▸ **Work required**
Each line containing the word "text" needs to be copied.

# # # # #

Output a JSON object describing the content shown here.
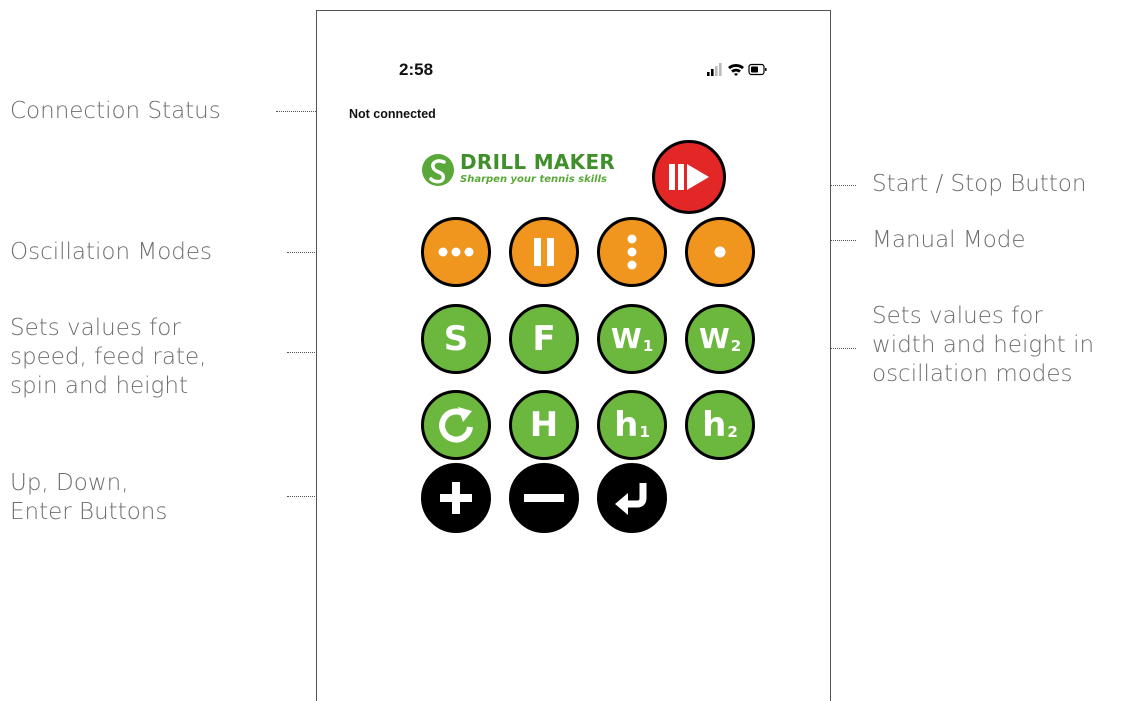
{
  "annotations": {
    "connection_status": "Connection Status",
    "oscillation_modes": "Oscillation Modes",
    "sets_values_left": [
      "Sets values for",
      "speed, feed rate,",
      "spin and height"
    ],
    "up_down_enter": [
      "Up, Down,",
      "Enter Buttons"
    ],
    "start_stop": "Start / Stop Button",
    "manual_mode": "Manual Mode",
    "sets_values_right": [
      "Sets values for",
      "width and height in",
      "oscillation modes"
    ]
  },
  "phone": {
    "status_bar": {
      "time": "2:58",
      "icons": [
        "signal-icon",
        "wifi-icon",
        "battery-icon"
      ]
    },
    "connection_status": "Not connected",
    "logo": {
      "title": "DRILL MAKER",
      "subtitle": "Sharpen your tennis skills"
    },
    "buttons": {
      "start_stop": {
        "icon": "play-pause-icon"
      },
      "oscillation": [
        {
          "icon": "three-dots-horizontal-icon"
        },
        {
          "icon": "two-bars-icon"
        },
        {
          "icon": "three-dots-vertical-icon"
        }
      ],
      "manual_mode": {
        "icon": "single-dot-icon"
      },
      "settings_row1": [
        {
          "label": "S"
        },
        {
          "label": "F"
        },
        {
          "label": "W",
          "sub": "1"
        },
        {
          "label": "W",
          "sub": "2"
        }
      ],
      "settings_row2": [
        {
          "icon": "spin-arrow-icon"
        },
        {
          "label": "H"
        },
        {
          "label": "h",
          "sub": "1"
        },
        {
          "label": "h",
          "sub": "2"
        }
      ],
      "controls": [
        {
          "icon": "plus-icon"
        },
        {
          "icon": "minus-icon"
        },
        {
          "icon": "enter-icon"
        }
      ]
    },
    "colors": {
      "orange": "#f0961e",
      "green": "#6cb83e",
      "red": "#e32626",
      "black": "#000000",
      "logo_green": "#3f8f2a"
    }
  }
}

# # # # #

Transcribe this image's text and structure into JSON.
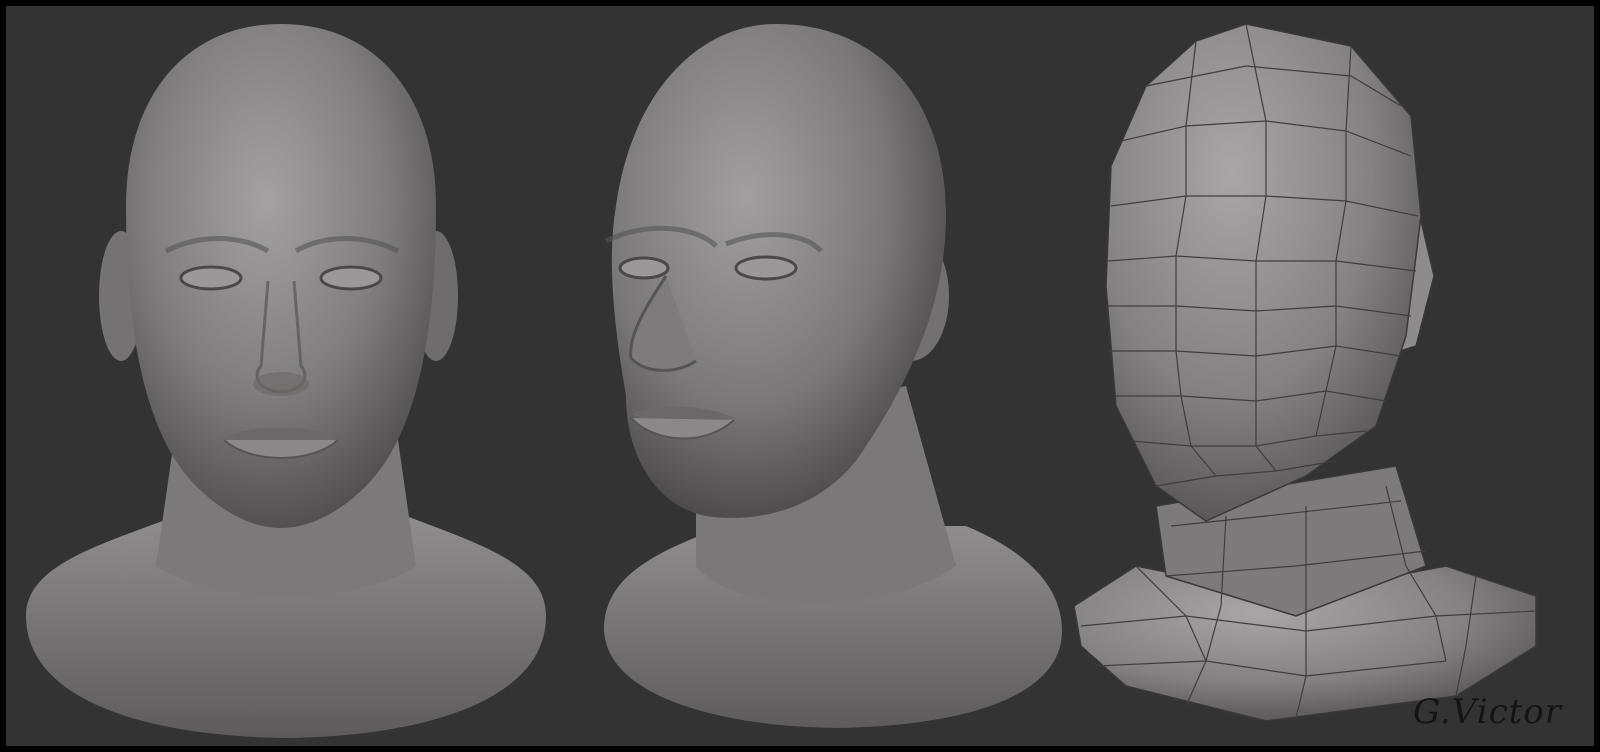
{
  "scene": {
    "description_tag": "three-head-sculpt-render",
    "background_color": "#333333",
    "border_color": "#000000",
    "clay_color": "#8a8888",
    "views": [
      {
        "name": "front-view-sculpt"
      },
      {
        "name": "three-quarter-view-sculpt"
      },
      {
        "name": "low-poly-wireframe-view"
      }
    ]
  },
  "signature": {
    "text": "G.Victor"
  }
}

# # # # #

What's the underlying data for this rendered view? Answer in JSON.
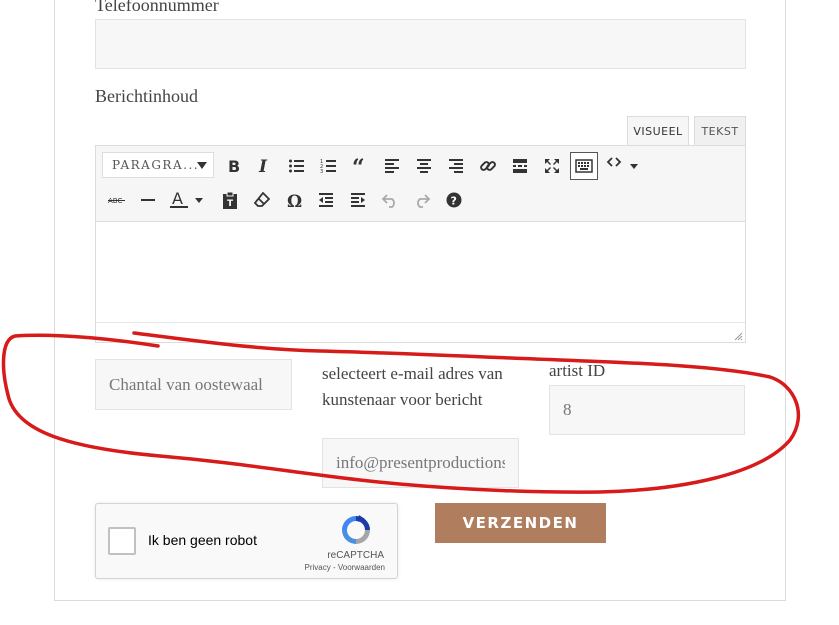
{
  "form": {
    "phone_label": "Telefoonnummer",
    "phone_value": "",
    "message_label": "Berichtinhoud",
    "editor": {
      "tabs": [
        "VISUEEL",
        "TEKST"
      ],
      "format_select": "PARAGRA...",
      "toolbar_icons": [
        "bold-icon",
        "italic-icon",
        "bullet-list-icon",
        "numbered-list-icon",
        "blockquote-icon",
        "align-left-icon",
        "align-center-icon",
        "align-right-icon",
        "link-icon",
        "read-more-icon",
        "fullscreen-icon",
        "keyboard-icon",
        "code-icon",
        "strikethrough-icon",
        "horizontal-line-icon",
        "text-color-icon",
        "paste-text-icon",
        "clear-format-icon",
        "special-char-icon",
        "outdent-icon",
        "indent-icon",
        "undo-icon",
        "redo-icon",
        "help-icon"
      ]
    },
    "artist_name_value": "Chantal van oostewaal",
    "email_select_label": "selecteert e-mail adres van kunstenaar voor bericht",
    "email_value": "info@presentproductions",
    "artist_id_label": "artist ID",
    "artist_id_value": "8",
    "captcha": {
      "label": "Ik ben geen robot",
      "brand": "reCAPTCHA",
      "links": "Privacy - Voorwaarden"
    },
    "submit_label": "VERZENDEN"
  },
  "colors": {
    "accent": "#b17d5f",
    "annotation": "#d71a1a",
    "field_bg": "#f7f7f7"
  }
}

# # # # #

▸ **Exercise result**
Transcribe this image's text and structure into JSON.
    "text": "G.Victor"
        "text-color-icon",
        "paste-text-icon",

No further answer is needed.